*Exercises to complete*:
A: Decide whether each statement below agrees with the article on the 2019 UEFA Nations League Finals. Answer yes or no for each and quote the deciding words of the article. (i) The semi-final pairings were set by an open draw held on 3 December 2018. (ii) Teams could make a fourth substitution during normal time. (iii) The second semi-final took place on 6 June.
B: According to the article on the 2019 UEFA Nations League Finals, what size of UEFA Euro 2020 qualifying group were the four teams drawn into?
C: Write the next part of the article on the 2019 UEFA Nations League Finals, picking up after its final sentence.

*Source text*:
::::::::::

2019 UEFA Nations League Finals

Tournament details
- Host country: Portugal
- Dates: 5–9 June
- Teams: 4
- Venues: 2 (in 2 host cities)

Final positions
- Champions: Portugal (1st title)
- Runners-up: Netherlands
- Third place: England
- Fourth place: Switzerland

Tournament statistics
- Matches played: 4
- Goals scored: 9 (2.25 per match)
- Attendance: 127,067 (31,767 per match)
- Top scorer: Cristiano Ronaldo (3 goals)
- Best player: Bernardo Silva
- Best young player: Frenkie de Jong

= 2019 UEFA Nations League Finals =

The 2019 UEFA Nations League Finals was the final tournament of the 2018–19 edition of the UEFA Nations League, the inaugural season of the international football competition involving the men's national teams of the 55 member associations of UEFA. The tournament was held in Portugal from 5 to 9 June 2019, and was contested by the four group winners of Nations League A. The tournament consisted of two semi-finals, a third place play-off, and final to determine the inaugural champions of the UEFA Nations League.

Portugal won the final 1–0 against the Netherlands to become the inaugural champions of the UEFA Nations League.

==Format==
The Nations League Finals took place in June 2019 and was contested by the four group winners of League A. The four teams were each drawn into a five-team group (rather than a six-team group) for the UEFA Euro 2020 qualifying group stage, thereby leaving the June 2019 window available for the Nations League Finals.

The competition was played in a knockout format, consisting of two semi-finals, a third place play-off, and a final. The semi-final pairings, along with the administrative home teams for the third place play-off and final, were determined by means of an open draw on 3 December 2018.

The tournament took place over five days, with the first semi-final (which featured the host team) on 5 June, the second semi-final on 6 June, and the third place play-off and final on 9 June. The winners of the final were crowned as the inaugural champions of the UEFA Nations League.

The Nations League Finals were played in single-leg knockout matches. If the scores were level at the end of normal time, 30 minutes of extra time were played, where each team was allowed to make a fourth substitution. If the score was still level, the winner was determined by a penalty shoot-out. All matches in the tournament utilised the goal-line technology system. On 3 December, UEFA confirmed that the video assistant referee (VAR) system would be used for the Nations League Finals.

::::::::::

*Record list*:
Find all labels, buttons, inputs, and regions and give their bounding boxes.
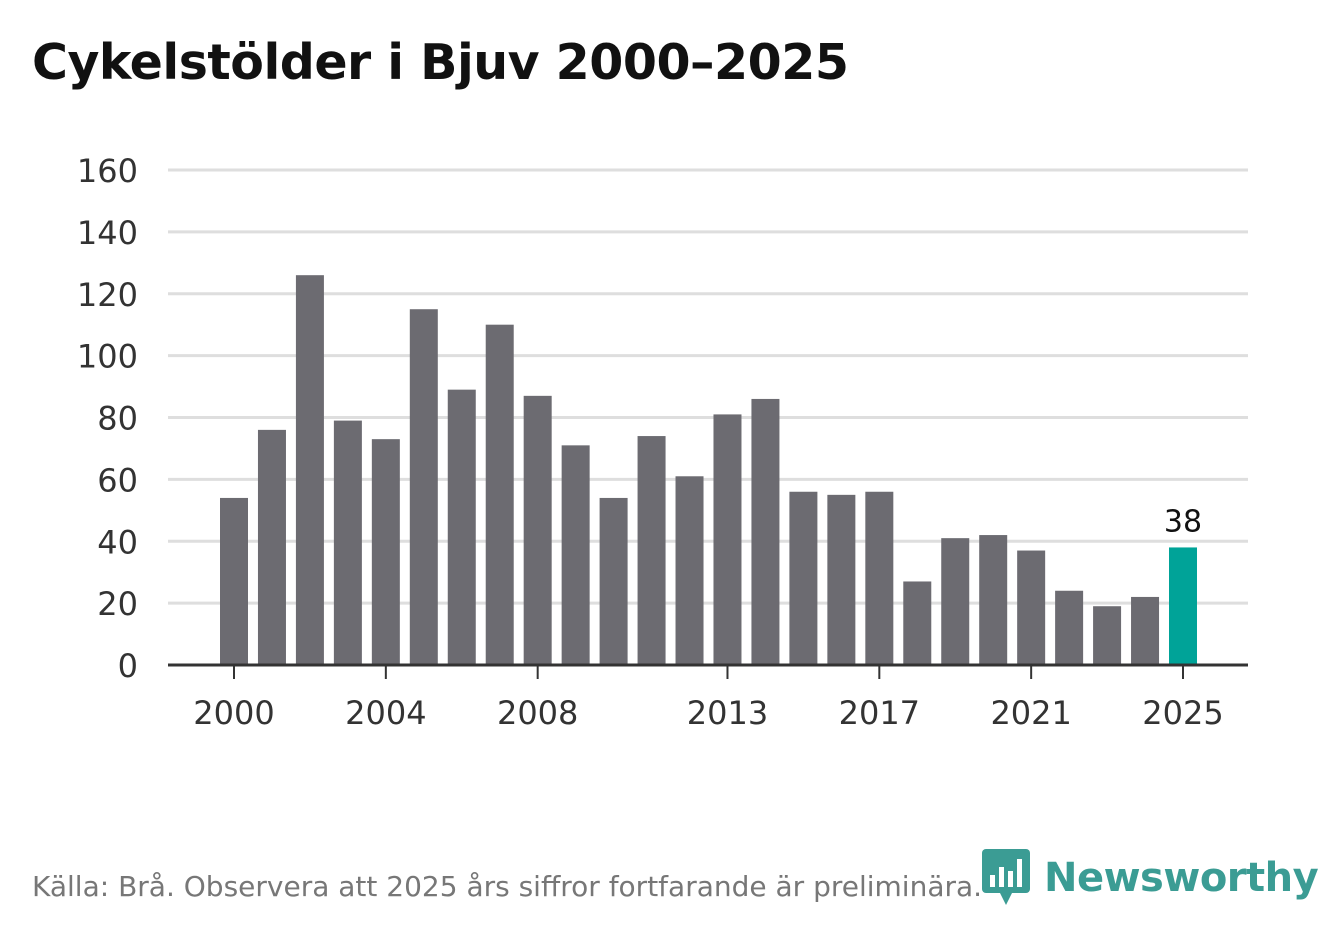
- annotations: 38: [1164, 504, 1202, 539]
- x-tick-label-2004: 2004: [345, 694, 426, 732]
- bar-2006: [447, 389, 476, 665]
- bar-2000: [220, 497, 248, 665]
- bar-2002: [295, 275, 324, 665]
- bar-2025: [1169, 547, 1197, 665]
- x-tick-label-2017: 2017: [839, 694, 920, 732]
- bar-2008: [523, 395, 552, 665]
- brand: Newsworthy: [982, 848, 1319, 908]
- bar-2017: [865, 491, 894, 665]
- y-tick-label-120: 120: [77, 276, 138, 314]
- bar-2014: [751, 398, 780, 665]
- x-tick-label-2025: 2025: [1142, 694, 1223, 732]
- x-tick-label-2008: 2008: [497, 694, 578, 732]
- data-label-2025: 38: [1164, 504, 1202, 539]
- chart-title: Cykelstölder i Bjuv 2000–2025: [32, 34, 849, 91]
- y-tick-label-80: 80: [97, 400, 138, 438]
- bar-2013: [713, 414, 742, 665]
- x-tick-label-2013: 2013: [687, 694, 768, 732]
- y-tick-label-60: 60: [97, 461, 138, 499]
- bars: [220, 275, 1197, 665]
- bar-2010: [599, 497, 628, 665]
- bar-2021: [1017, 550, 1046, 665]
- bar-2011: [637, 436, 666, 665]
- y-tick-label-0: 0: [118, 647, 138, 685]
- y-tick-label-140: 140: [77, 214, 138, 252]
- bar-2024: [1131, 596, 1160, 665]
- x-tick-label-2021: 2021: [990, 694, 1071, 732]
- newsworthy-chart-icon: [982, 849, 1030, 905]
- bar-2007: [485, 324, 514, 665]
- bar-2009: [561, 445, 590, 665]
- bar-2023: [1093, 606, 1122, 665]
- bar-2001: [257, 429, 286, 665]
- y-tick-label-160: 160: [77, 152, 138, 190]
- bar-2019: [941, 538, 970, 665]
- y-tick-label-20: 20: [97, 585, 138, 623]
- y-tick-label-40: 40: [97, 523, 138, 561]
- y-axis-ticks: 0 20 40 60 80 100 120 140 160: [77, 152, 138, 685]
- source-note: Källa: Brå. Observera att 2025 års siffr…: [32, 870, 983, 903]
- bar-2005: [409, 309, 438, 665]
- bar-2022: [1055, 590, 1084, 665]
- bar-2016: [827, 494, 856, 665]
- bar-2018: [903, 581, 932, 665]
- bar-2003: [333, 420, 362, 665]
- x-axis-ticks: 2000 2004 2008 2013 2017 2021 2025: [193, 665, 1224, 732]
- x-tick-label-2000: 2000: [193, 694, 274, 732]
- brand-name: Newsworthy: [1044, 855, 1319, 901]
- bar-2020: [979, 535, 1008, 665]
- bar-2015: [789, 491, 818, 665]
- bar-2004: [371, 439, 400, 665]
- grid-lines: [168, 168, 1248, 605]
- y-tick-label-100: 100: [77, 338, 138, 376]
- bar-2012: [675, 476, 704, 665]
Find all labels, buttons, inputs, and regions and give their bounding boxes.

::::::::::

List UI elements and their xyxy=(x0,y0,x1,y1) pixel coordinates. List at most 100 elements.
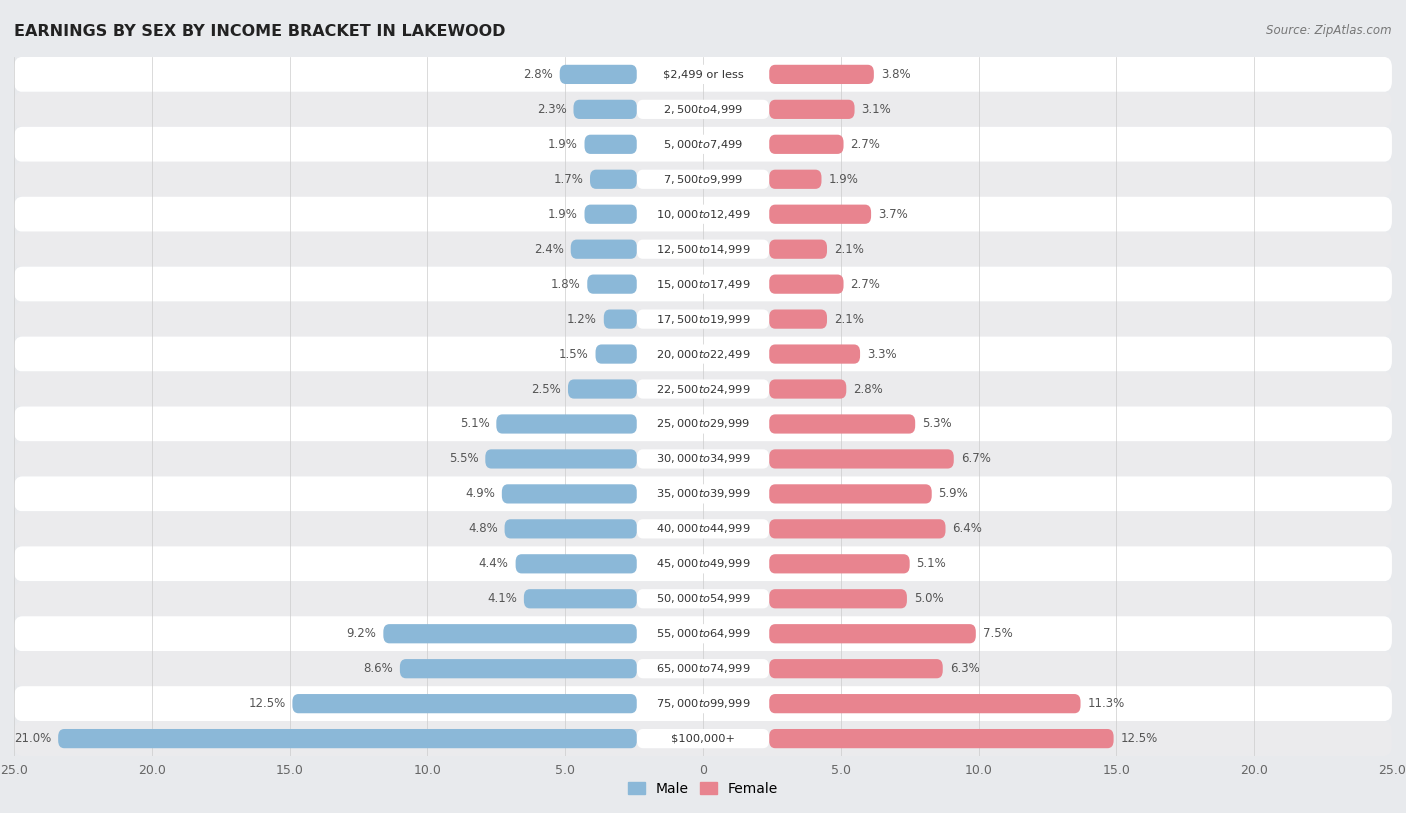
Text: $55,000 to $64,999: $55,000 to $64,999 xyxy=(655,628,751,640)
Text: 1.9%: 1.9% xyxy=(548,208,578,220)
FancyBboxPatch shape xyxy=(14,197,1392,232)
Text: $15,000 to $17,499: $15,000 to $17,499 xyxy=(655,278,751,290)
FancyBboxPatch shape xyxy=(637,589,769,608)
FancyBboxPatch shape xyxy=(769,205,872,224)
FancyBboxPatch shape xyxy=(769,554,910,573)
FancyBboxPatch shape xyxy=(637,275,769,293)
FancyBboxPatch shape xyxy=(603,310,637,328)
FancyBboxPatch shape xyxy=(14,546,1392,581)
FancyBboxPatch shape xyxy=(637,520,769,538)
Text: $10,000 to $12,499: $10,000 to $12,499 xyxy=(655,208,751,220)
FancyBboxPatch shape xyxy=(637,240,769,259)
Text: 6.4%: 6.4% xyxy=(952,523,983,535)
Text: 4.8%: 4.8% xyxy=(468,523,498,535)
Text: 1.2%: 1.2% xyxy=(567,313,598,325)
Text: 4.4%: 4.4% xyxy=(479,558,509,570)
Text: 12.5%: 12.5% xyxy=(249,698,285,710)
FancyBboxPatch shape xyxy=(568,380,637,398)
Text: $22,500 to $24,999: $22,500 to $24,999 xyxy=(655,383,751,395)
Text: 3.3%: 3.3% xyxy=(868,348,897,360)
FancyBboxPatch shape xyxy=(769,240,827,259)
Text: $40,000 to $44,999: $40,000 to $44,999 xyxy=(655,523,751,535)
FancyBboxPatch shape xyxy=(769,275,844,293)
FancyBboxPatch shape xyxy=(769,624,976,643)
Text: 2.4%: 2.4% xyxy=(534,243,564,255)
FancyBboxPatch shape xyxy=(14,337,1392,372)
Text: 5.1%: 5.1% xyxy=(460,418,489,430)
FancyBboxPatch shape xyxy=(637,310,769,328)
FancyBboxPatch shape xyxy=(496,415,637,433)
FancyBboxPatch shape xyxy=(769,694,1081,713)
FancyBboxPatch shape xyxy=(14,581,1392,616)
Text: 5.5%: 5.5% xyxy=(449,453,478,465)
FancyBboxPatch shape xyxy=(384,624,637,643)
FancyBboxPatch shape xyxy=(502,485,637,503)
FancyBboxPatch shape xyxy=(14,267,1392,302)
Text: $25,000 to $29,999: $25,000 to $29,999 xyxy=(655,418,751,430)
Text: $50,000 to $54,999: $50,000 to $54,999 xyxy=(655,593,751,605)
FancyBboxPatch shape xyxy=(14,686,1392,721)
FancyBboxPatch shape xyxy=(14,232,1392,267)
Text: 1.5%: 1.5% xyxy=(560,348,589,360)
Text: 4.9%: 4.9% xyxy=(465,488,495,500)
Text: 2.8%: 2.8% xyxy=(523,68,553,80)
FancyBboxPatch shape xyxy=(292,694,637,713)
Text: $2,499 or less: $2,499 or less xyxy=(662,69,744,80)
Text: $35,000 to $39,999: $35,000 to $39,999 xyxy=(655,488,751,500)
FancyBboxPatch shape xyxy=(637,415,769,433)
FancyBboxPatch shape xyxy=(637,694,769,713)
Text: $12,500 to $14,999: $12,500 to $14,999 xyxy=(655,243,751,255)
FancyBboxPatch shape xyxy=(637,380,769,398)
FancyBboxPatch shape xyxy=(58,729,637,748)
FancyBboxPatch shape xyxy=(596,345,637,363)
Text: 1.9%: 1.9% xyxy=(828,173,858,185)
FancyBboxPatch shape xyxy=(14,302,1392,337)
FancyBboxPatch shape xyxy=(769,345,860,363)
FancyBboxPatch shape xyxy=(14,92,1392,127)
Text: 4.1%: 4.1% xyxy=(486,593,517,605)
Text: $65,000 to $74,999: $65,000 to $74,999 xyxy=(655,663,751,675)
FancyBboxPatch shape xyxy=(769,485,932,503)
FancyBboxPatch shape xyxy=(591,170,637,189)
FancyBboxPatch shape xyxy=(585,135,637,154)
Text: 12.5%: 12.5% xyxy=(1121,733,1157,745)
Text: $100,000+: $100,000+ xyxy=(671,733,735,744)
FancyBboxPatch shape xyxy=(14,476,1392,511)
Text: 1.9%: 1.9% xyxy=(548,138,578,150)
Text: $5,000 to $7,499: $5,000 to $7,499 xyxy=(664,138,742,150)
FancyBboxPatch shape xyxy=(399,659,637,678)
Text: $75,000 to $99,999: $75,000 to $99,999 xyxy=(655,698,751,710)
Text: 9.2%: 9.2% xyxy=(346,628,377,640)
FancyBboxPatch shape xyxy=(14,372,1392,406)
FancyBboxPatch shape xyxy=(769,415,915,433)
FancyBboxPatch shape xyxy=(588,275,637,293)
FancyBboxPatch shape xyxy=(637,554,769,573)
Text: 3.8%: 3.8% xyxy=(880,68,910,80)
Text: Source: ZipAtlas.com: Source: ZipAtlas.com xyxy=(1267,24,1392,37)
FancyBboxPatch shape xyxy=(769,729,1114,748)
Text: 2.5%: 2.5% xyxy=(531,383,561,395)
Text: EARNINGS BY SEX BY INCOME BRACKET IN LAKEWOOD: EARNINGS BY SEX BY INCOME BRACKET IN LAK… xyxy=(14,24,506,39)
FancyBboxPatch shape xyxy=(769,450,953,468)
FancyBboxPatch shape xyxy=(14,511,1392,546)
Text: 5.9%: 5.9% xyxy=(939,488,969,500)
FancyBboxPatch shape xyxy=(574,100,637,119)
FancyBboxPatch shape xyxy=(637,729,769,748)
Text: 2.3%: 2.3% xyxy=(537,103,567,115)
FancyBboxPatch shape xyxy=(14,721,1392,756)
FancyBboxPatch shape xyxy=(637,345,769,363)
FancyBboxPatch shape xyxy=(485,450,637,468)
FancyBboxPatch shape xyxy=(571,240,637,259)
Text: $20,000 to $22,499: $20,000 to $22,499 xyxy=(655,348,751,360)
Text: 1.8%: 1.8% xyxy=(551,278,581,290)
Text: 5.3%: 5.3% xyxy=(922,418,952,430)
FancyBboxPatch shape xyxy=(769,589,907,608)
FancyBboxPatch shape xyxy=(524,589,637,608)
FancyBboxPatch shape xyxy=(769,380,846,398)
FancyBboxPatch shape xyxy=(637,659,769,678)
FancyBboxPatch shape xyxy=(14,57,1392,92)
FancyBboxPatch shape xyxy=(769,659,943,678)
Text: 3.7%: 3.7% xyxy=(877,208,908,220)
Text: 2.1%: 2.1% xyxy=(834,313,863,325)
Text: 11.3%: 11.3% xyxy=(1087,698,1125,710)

::::::::::

*Responses in order*:
A:
(i) Yes: "were determined by means of an open draw on 3 December 2018."
(ii) No: "30 minutes of extra time were played, where each team was allowed to make a fourth substitution."
(iii) Yes: "the second semi-final on 6 June"

B: They were each drawn into a five-team group rather than a six-team group.

C:
==Qualified teams==
The four group winners of League A qualified for the Nations League Finals.

| Group | Winners | Date of qualification | UNL Rankings November 2018 | FIFA Rankings April 2019 |
|---|---|---|---|---|
| A1 | Netherlands | 19 November 2018 | 3 | 16 |
| A2 | Switzerland | 18 November 2018 | 1 | 8 |
| A3 | Portugal (host) | 17 November 2018 | 2 | 7 |
| A4 | England | 18 November 2018 | 4 | 4 |

==Host selection==
Portugal was confirmed as the host country by the UEFA Executive Committee during their meeting on 3 December 2018 in Dublin, Ireland. Only League A teams could bid for the Nations League Finals, and only one of the four participants was selected as hosts. The Nations League Finals was held in two stadiums, each with a seating capacity of at least 30,000. Ideally, the stadiums would have been located in the same host city or up to approximately 150 km apart.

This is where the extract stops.